■ RECORD LIST ■
════════════════

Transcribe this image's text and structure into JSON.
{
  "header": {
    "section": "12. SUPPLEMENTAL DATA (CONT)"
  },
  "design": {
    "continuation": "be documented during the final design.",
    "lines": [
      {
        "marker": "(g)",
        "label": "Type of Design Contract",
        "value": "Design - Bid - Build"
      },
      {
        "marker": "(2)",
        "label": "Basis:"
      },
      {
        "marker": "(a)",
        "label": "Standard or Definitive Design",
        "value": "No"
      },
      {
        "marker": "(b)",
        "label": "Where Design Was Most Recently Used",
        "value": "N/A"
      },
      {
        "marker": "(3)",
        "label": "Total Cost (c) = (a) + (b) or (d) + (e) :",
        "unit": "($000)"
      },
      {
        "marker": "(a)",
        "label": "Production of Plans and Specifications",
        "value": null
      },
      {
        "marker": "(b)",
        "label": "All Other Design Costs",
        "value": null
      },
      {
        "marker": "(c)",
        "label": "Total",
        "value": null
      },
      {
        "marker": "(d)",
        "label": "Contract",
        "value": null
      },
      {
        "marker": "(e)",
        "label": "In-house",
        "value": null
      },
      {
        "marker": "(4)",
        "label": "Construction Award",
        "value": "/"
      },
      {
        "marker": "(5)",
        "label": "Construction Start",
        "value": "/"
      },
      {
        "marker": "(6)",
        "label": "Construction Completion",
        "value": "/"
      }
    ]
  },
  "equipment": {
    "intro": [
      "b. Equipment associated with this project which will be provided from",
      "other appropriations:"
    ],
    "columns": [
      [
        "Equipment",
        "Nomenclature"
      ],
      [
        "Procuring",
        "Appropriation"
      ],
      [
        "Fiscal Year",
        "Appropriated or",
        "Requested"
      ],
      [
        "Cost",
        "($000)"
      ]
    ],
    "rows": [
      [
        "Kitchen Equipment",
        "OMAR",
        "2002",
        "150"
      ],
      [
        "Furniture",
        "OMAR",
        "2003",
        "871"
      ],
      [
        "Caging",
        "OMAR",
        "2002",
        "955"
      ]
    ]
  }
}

════════════════

■ THE TASK ■
Recite the full listing above exactly.

■ WORKED SOLUTION ■
Transcribe this image's text and structure into JSON.
{
  "header": {
    "section": "12. SUPPLEMENTAL DATA (CONT)"
  },
  "design": {
    "continuation": "be documented during the final design.",
    "lines": [
      {
        "marker": "(g)",
        "label": "Type of Design Contract",
        "value": "Design - Bid - Build"
      },
      {
        "marker": "(2)",
        "label": "Basis:"
      },
      {
        "marker": "(a)",
        "label": "Standard or Definitive Design",
        "value": "No"
      },
      {
        "marker": "(b)",
        "label": "Where Design Was Most Recently Used",
        "value": "N/A"
      },
      {
        "marker": "(3)",
        "label": "Total Cost (c) = (a) + (b) or (d) + (e) :",
        "unit": "($000)"
      },
      {
        "marker": "(a)",
        "label": "Production of Plans and Specifications",
        "value": null
      },
      {
        "marker": "(b)",
        "label": "All Other Design Costs",
        "value": null
      },
      {
        "marker": "(c)",
        "label": "Total",
        "value": null
      },
      {
        "marker": "(d)",
        "label": "Contract",
        "value": null
      },
      {
        "marker": "(e)",
        "label": "In-house",
        "value": null
      },
      {
        "marker": "(4)",
        "label": "Construction Award",
        "value": "/"
      },
      {
        "marker": "(5)",
        "label": "Construction Start",
        "value": "/"
      },
      {
        "marker": "(6)",
        "label": "Construction Completion",
        "value": "/"
      }
    ]
  },
  "equipment": {
    "intro": [
      "b. Equipment associated with this project which will be provided from",
      "other appropriations:"
    ],
    "columns": [
      [
        "Equipment",
        "Nomenclature"
      ],
      [
        "Procuring",
        "Appropriation"
      ],
      [
        "Fiscal Year",
        "Appropriated or",
        "Requested"
      ],
      [
        "Cost",
        "($000)"
      ]
    ],
    "rows": [
      [
        "Kitchen Equipment",
        "OMAR",
        "2002",
        "150"
      ],
      [
        "Furniture",
        "OMAR",
        "2003",
        "871"
      ],
      [
        "Caging",
        "OMAR",
        "2002",
        "955"
      ]
    ]
  }
}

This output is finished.